Each line below either holds the string "matin" or doesn't. Count those that do and give only the number.
[BEGIN]
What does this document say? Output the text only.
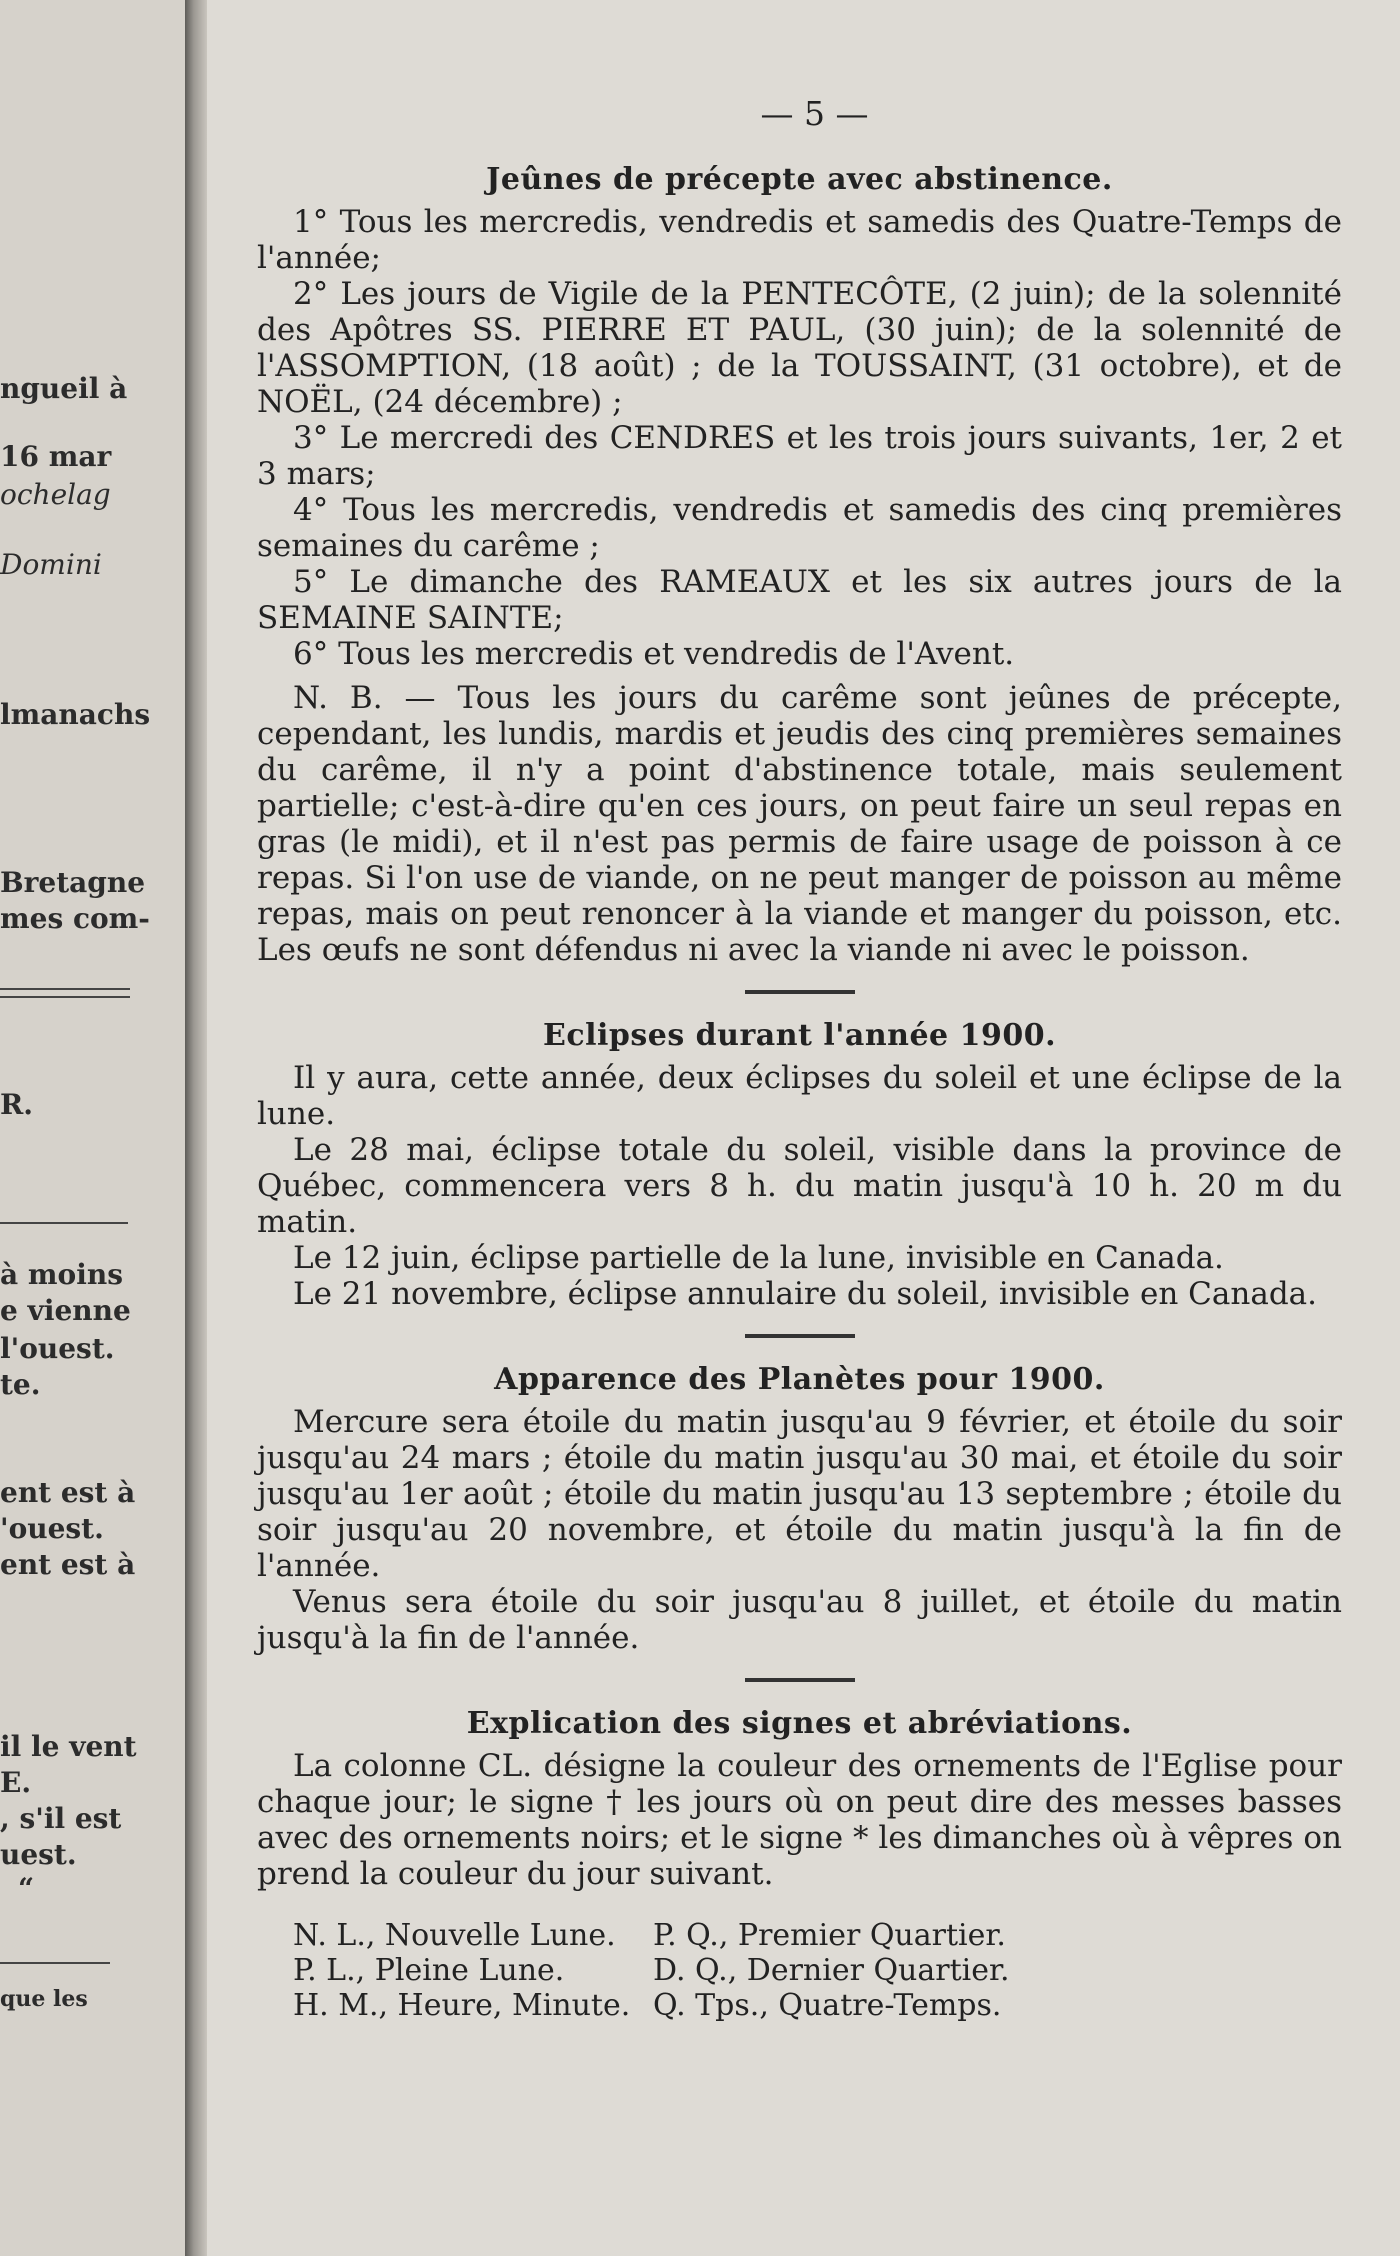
ngueil à
16 mar
ochelag
Domini
lmanachs
Bretagne
mes com-
R.
à moins
e vienne
l'ouest.
te.
ent est à
'ouest.
ent est à
il le vent
E.
, s'il est
uest.
“
que les
— 5 —
Jeûnes de précepte avec abstinence.

1° Tous les mercredis, vendredis et samedis des Quatre-Temps de l'année;

2° Les jours de Vigile de la PENTECÔTE, (2 juin); de la solennité des Apôtres SS. PIERRE ET PAUL, (30 juin); de la solennité de l'ASSOMPTION, (18 août) ; de la TOUSSAINT, (31 octobre), et de NOËL, (24 décembre) ;

3° Le mercredi des CENDRES et les trois jours suivants, 1er, 2 et 3 mars;

4° Tous les mercredis, vendredis et samedis des cinq premières semaines du carême ;

5° Le dimanche des RAMEAUX et les six autres jours de la SEMAINE SAINTE;

6° Tous les mercredis et vendredis de l'Avent.

N. B. — Tous les jours du carême sont jeûnes de précepte, cependant, les lundis, mardis et jeudis des cinq premières semaines du carême, il n'y a point d'abstinence totale, mais seulement partielle; c'est-à-dire qu'en ces jours, on peut faire un seul repas en gras (le midi), et il n'est pas permis de faire usage de poisson à ce repas. Si l'on use de viande, on ne peut manger de poisson au même repas, mais on peut renoncer à la viande et manger du poisson, etc. Les œufs ne sont défendus ni avec la viande ni avec le poisson.

Eclipses durant l'année 1900.

Il y aura, cette année, deux éclipses du soleil et une éclipse de la lune.

Le 28 mai, éclipse totale du soleil, visible dans la province de Québec, commencera vers 8 h. du matin jusqu'à 10 h. 20 m du matin.

Le 12 juin, éclipse partielle de la lune, invisible en Canada.

Le 21 novembre, éclipse annulaire du soleil, invisible en Canada.

Apparence des Planètes pour 1900.

Mercure sera étoile du matin jusqu'au 9 février, et étoile du soir jusqu'au 24 mars ; étoile du matin jusqu'au 30 mai, et étoile du soir jusqu'au 1er août ; étoile du matin jusqu'au 13 septembre ; étoile du soir jusqu'au 20 novembre, et étoile du matin jusqu'à la fin de l'année.

Venus sera étoile du soir jusqu'au 8 juillet, et étoile du matin jusqu'à la fin de l'année.

Explication des signes et abréviations.

La colonne CL. désigne la couleur des ornements de l'Eglise pour chaque jour; le signe † les jours où on peut dire des messes basses avec des ornements noirs; et le signe * les dimanches où à vêpres on prend la couleur du jour suivant.

N. L., Nouvelle Lune.	P. Q., Premier Quartier.
P. L., Pleine Lune.	D. Q., Dernier Quartier.
H. M., Heure, Minute. Q. Tps., Quatre-Temps.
[END]
| Result of the task |
3